**Problem details**.
Lay out the items, from the first line through the line containing "figure-rys-prefix: RYS. 2.", as a Markdown table with the columns No. and Entry, giving each line a row number and leaving out blank lines.
* * *
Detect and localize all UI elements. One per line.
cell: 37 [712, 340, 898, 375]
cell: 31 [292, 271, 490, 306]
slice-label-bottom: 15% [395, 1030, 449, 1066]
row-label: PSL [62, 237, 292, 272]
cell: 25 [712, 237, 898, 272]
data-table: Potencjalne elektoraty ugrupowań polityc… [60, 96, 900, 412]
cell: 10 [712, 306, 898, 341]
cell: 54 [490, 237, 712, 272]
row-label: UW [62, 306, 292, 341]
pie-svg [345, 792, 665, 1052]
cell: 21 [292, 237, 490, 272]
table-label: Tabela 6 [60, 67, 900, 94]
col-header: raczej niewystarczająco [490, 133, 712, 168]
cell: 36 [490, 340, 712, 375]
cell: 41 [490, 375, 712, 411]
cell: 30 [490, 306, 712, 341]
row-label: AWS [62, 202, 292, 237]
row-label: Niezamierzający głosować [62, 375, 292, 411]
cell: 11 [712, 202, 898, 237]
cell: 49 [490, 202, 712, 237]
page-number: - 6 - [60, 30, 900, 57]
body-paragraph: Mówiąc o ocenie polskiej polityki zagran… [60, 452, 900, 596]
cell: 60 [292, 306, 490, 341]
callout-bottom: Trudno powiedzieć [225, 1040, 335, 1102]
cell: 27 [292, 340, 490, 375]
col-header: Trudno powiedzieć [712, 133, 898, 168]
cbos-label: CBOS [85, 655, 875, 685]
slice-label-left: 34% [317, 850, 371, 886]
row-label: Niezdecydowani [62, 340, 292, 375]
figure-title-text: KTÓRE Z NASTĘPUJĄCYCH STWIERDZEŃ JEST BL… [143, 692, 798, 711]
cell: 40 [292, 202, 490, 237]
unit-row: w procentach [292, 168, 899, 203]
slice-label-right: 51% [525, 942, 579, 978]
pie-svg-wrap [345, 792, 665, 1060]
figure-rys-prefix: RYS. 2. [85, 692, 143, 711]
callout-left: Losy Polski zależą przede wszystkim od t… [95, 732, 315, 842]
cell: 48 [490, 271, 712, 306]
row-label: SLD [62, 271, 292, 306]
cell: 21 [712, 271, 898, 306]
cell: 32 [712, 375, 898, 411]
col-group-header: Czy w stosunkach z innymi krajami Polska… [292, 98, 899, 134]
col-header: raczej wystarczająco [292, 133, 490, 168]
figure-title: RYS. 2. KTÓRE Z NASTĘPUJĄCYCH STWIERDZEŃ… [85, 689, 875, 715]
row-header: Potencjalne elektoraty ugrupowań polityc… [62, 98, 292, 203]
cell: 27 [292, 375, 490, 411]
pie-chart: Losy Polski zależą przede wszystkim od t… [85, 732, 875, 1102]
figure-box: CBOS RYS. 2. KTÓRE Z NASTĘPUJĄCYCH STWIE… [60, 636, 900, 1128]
* * *
**Solution**.
| No. | Entry |
|---|---|
| 1 | Detect and localize all UI elements. One per line. |
| 2 | cell: 37 [712, 340, 898, 375] |
| 3 | cell: 31 [292, 271, 490, 306] |
| 4 | slice-label-bottom: 15% [395, 1030, 449, 1066] |
| 5 | row-label: PSL [62, 237, 292, 272] |
| 6 | cell: 25 [712, 237, 898, 272] |
| 7 | data-table: Potencjalne elektoraty ugrupowań polityc… [60, 96, 900, 412] |
| 8 | cell: 10 [712, 306, 898, 341] |
| 9 | cell: 54 [490, 237, 712, 272] |
| 10 | row-label: UW [62, 306, 292, 341] |
| 11 | pie-svg [345, 792, 665, 1052] |
| 12 | cell: 21 [292, 237, 490, 272] |
| 13 | table-label: Tabela 6 [60, 67, 900, 94] |
| 14 | col-header: raczej niewystarczająco [490, 133, 712, 168] |
| 15 | cell: 36 [490, 340, 712, 375] |
| 16 | cell: 41 [490, 375, 712, 411] |
| 17 | cell: 30 [490, 306, 712, 341] |
| 18 | row-label: AWS [62, 202, 292, 237] |
| 19 | row-label: Niezamierzający głosować [62, 375, 292, 411] |
| 20 | cell: 11 [712, 202, 898, 237] |
| 21 | cell: 49 [490, 202, 712, 237] |
| 22 | page-number: - 6 - [60, 30, 900, 57] |
| 23 | body-paragraph: Mówiąc o ocenie polskiej polityki zagran… [60, 452, 900, 596] |
| 24 | cell: 60 [292, 306, 490, 341] |
| 25 | callout-bottom: Trudno powiedzieć [225, 1040, 335, 1102] |
| 26 | cell: 27 [292, 340, 490, 375] |
| 27 | col-header: Trudno powiedzieć [712, 133, 898, 168] |
| 28 | cbos-label: CBOS [85, 655, 875, 685] |
| 29 | slice-label-left: 34% [317, 850, 371, 886] |
| 30 | row-label: Niezdecydowani [62, 340, 292, 375] |
| 31 | figure-title-text: KTÓRE Z NASTĘPUJĄCYCH STWIERDZEŃ JEST BL… [143, 692, 798, 711] |
| 32 | cell: 40 [292, 202, 490, 237] |
| 33 | unit-row: w procentach [292, 168, 899, 203] |
| 34 | slice-label-right: 51% [525, 942, 579, 978] |
| 35 | pie-svg-wrap [345, 792, 665, 1060] |
| 36 | figure-rys-prefix: RYS. 2. [85, 692, 143, 711] |